Problem description: Comb the records below for the string "indicator" and copy each line where it turns up.
───── Records provided ─────
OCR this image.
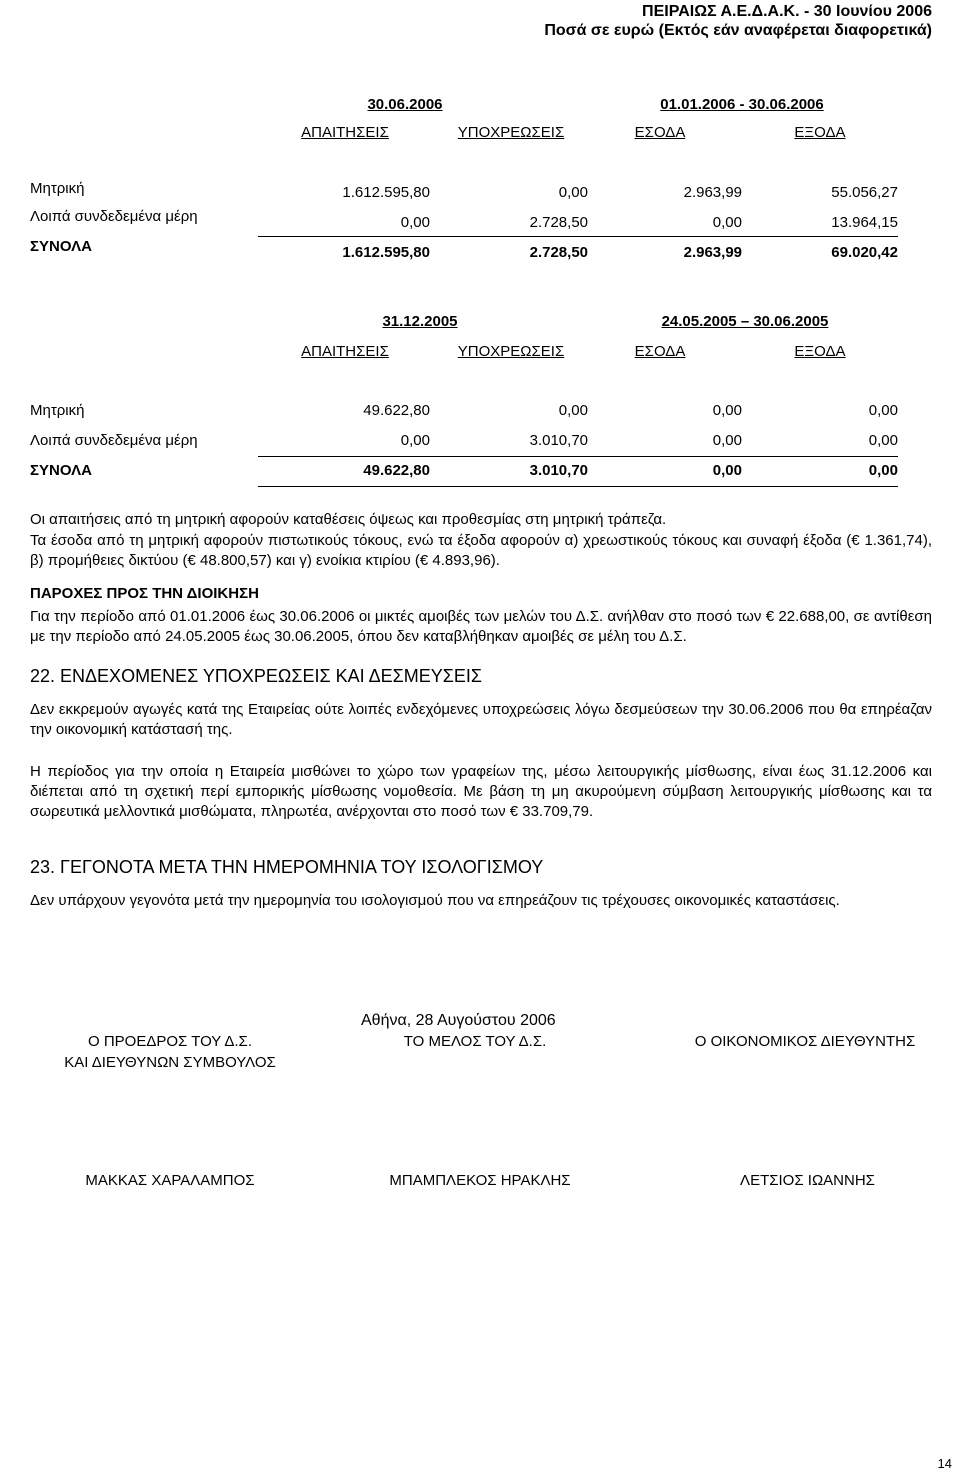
ΠΕΙΡΑΙΩΣ Α.Ε.Δ.Α.Κ. - 30 Ιουνίου 2006
Ποσά σε ευρώ (Εκτός εάν αναφέρεται διαφορετικά)
30.06.2006	01.01.2006 - 30.06.2006
ΑΠΑΙΤΗΣΕΙΣ	ΥΠΟΧΡΕΩΣΕΙΣ	ΕΣΟΔΑ	ΕΞΟΔΑ
Μητρική	1.612.595,80	0,00	2.963,99	55.056,27
Λοιπά συνδεδεμένα μέρη	0,00	2.728,50	0,00	13.964,15
ΣΥΝΟΛΑ	1.612.595,80	2.728,50	2.963,99	69.020,42
31.12.2005	24.05.2005 – 30.06.2005
ΑΠΑΙΤΗΣΕΙΣ	ΥΠΟΧΡΕΩΣΕΙΣ	ΕΣΟΔΑ	ΕΞΟΔΑ
Μητρική	49.622,80	0,00	0,00	0,00
Λοιπά συνδεδεμένα μέρη	0,00	3.010,70	0,00	0,00
ΣΥΝΟΛΑ	49.622,80	3.010,70	0,00	0,00
Οι απαιτήσεις από τη μητρική αφορούν καταθέσεις όψεως και προθεσμίας στη μητρική τράπεζα.
Τα έσοδα από τη μητρική αφορούν πιστωτικούς τόκους, ενώ τα έξοδα αφορούν α) χρεωστικούς τόκους και συναφή έξοδα (€ 1.361,74), β) προμήθειες δικτύου (€ 48.800,57) και γ) ενοίκια κτιρίου (€ 4.893,96).
ΠΑΡΟΧΕΣ ΠΡΟΣ ΤΗΝ ΔΙΟΙΚΗΣΗ
Για την περίοδο από 01.01.2006 έως 30.06.2006 οι μικτές αμοιβές των μελών του Δ.Σ. ανήλθαν στο ποσό των € 22.688,00, σε αντίθεση με την περίοδο από 24.05.2005 έως 30.06.2005, όπου δεν καταβλήθηκαν αμοιβές σε μέλη του Δ.Σ.
22. ΕΝΔΕΧΟΜΕΝΕΣ ΥΠΟΧΡΕΩΣΕΙΣ ΚΑΙ ΔΕΣΜΕΥΣΕΙΣ
Δεν εκκρεμούν αγωγές κατά της Εταιρείας ούτε λοιπές ενδεχόμενες υποχρεώσεις λόγω δεσμεύσεων την 30.06.2006 που θα επηρέαζαν την οικονομική κατάστασή της.
Η περίοδος για την οποία η Εταιρεία μισθώνει το χώρο των γραφείων της, μέσω λειτουργικής μίσθωσης, είναι έως 31.12.2006 και διέπεται από τη σχετική περί εμπορικής μίσθωσης νομοθεσία. Με βάση τη μη ακυρούμενη σύμβαση λειτουργικής μίσθωσης και τα σωρευτικά μελλοντικά μισθώματα, πληρωτέα, ανέρχονται στο ποσό των € 33.709,79.
23. ΓΕΓΟΝΟΤΑ ΜΕΤΑ ΤΗΝ ΗΜΕΡΟΜΗΝΙΑ ΤΟΥ ΙΣΟΛΟΓΙΣΜΟΥ
Δεν υπάρχουν γεγονότα μετά την ημερομηνία του ισολογισμού που να επηρεάζουν τις τρέχουσες οικονομικές καταστάσεις.
Αθήνα, 28 Αυγούστου 2006
Ο ΠΡΟΕΔΡΟΣ ΤΟΥ Δ.Σ.
ΚΑΙ ΔΙΕΥΘΥΝΩΝ ΣΥΜΒΟΥΛΟΣ
ΤΟ ΜΕΛΟΣ ΤΟΥ Δ.Σ.	Ο ΟΙΚΟΝΟΜΙΚΟΣ ΔΙΕΥΘΥΝΤΗΣ
ΜΑΚΚΑΣ ΧΑΡΑΛΑΜΠΟΣ	ΜΠΑΜΠΛΕΚΟΣ ΗΡΑΚΛΗΣ	ΛΕΤΣΙΟΣ ΙΩΑΝΝΗΣ
14
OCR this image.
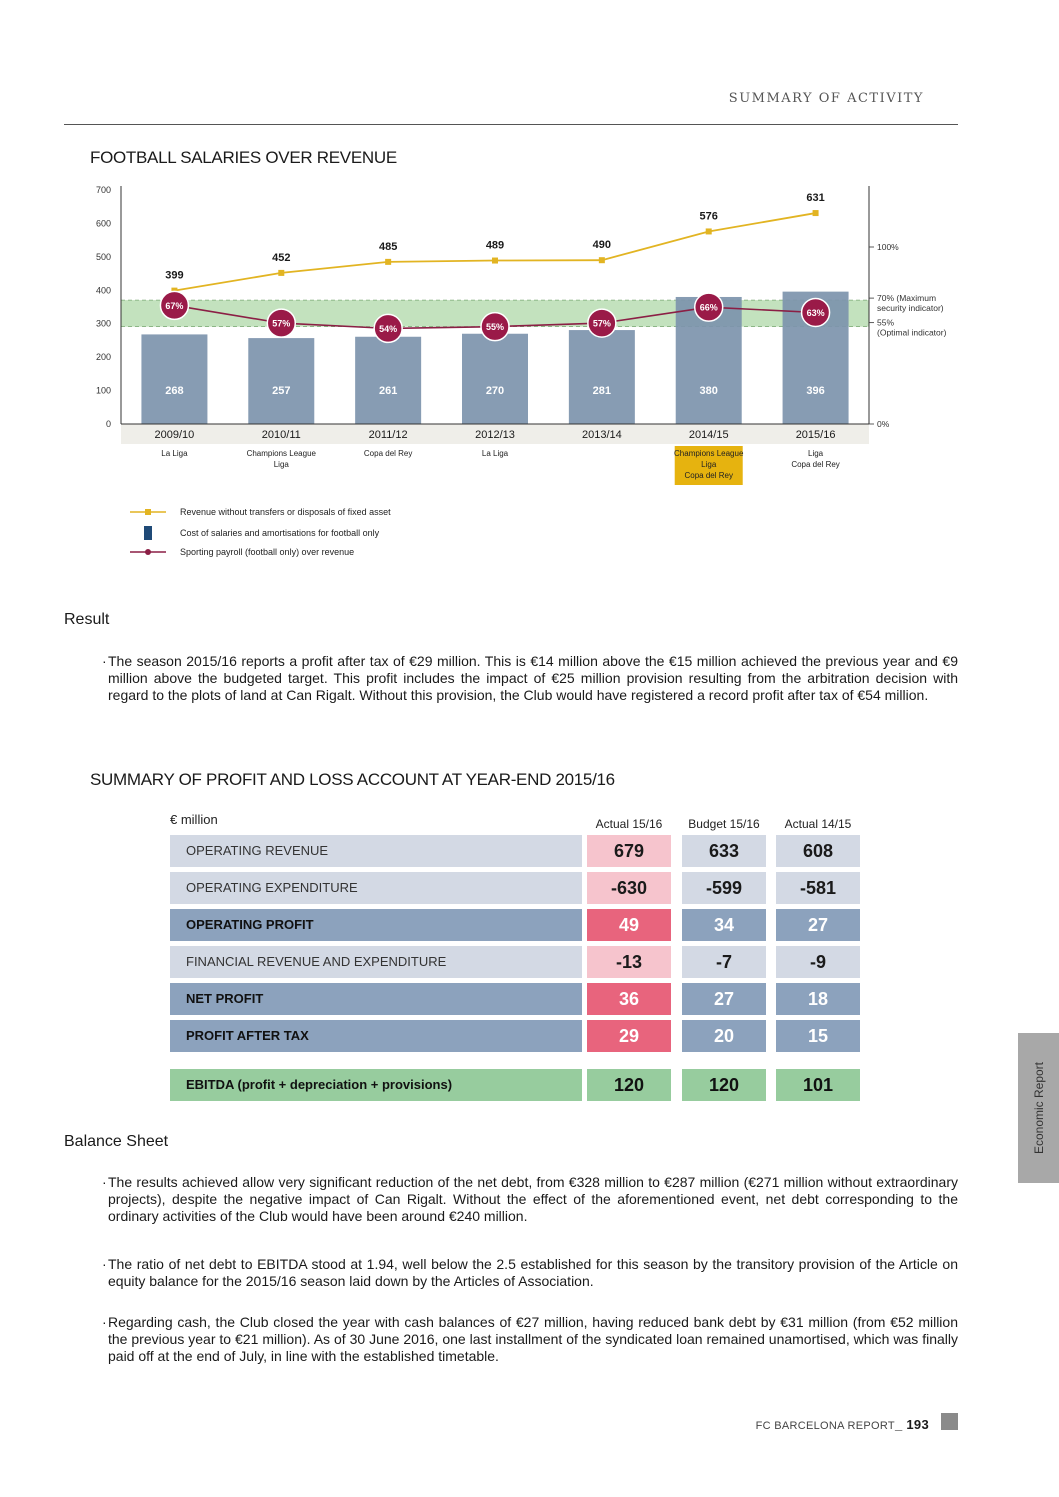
SUMMARY OF ACTIVITY
FOOTBALL SALARIES OVER REVENUE
268	257	261	270	281	380	396
0
100
200
300
400
500
600
700
100%
70% (Maximum
security indicator)
55%
(Optimal indicator)
0%
2009/10	2010/11	2011/12	2012/13	2013/14	2014/15	2015/16
La Liga	Champions League
Liga
Copa del Rey	La Liga	Champions League
Liga
Copa del Rey
Liga
Copa del Rey
399
452
485	489	490
576
631
67%
57%
54%	55%	57%
66%
63%
Revenue without transfers or disposals of fixed asset
Cost of salaries and amortisations for football only
Sporting payroll (football only) over revenue
Result
· The season 2015/16 reports a profit after tax of €29 million. This is €14 million above the €15 million achieved the previous year and €9 million above the budgeted target. This profit includes the impact of €25 million provision resulting from the arbitration decision with regard to the plots of land at Can Rigalt. Without this provision, the Club would have registered a record profit after tax of €54 million.
SUMMARY OF PROFIT AND LOSS ACCOUNT AT YEAR-END 2015/16
€ million	Actual 15/16	Budget 15/16	Actual 14/15
OPERATING REVENUE	679	633	608
OPERATING EXPENDITURE	-630	-599	-581
OPERATING PROFIT	49	34	27
FINANCIAL REVENUE AND EXPENDITURE	-13	-7	-9
NET PROFIT	36	27	18
PROFIT AFTER TAX	29	20	15
EBITDA (profit + depreciation + provisions)	120	120	101
Balance Sheet
· The results achieved allow very significant reduction of the net debt, from €328 million to €287 million (€271 million without extraordinary projects), despite the negative impact of Can Rigalt. Without the effect of the aforementioned event, net debt corresponding to the ordinary activities of the Club would have been around €240 million.
· The ratio of net debt to EBITDA stood at 1.94, well below the 2.5 established for this season by the transitory provision of the Article on equity balance for the 2015/16 season laid down by the Articles of Association.
· Regarding cash, the Club closed the year with cash balances of €27 million, having reduced bank debt by €31 million (from €52 million the previous year to €21 million). As of 30 June 2016, one last installment of the syndicated loan remained unamortised, which was finally paid off at the end of July, in line with the established timetable.
Economic Report
FC BARCELONA REPORT_ 193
─────
Reply to the task:
security indicator)
(Optimal indicator)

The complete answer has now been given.